+++ WORKING DATA

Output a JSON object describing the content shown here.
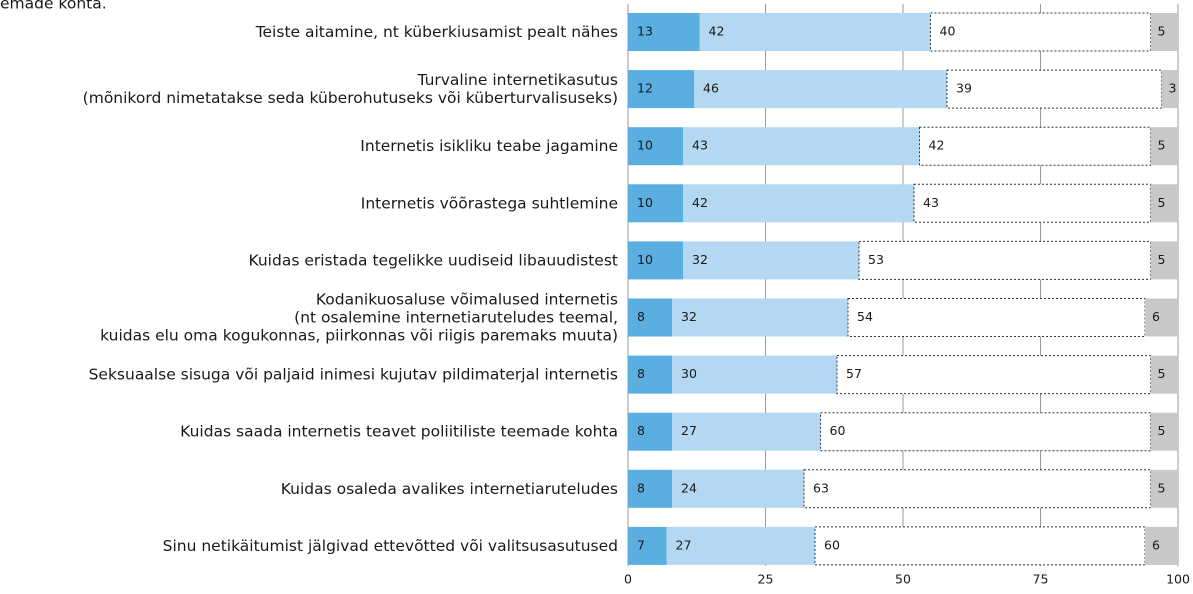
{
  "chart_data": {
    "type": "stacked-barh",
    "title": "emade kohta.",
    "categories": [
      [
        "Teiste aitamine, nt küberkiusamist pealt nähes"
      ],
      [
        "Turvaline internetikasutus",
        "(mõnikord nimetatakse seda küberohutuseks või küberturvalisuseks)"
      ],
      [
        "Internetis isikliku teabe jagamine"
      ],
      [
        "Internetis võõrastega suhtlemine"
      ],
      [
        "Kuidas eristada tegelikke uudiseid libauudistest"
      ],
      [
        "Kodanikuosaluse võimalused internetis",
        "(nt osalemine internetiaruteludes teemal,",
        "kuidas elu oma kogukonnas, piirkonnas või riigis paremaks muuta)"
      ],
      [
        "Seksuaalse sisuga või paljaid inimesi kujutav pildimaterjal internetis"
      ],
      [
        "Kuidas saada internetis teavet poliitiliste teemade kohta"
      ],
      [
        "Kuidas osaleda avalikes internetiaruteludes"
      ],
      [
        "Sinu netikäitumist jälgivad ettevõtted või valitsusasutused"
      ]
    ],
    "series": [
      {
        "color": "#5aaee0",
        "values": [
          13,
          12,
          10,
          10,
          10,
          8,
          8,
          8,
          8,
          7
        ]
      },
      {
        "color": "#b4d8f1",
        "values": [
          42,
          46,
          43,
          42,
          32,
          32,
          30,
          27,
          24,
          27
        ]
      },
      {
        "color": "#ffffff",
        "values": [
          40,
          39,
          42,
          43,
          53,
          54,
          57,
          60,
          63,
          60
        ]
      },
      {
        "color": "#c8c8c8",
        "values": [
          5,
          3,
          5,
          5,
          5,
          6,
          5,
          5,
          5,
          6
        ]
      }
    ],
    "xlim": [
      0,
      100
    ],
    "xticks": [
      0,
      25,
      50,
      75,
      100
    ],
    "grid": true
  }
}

++++++

**EXERCISE OBJECTIVE:** Gather and return every line that holds the string "kohta".

**ANSWER TO THIS TASK:**
    "title": "emade kohta.",
        "Kuidas saada internetis teavet poliitiliste teemade kohta"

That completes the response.